Task details.
From the listing below, extract every line in which the word "Aberta" appears.

Records provided.
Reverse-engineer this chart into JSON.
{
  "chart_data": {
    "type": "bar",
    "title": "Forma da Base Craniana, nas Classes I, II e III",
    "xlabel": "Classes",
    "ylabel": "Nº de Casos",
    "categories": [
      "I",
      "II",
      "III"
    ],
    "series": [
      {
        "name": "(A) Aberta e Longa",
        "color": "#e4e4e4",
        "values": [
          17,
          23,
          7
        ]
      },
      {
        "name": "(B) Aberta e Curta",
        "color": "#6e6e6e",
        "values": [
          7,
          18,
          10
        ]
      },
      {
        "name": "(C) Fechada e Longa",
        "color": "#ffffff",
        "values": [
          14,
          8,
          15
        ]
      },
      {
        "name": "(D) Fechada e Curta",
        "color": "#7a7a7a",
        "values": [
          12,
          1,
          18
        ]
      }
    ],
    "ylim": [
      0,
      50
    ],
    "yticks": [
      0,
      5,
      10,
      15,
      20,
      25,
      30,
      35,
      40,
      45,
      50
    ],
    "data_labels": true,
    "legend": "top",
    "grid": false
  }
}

Task solution.
        "name": "(A) Aberta e Longa",
        "name": "(B) Aberta e Curta",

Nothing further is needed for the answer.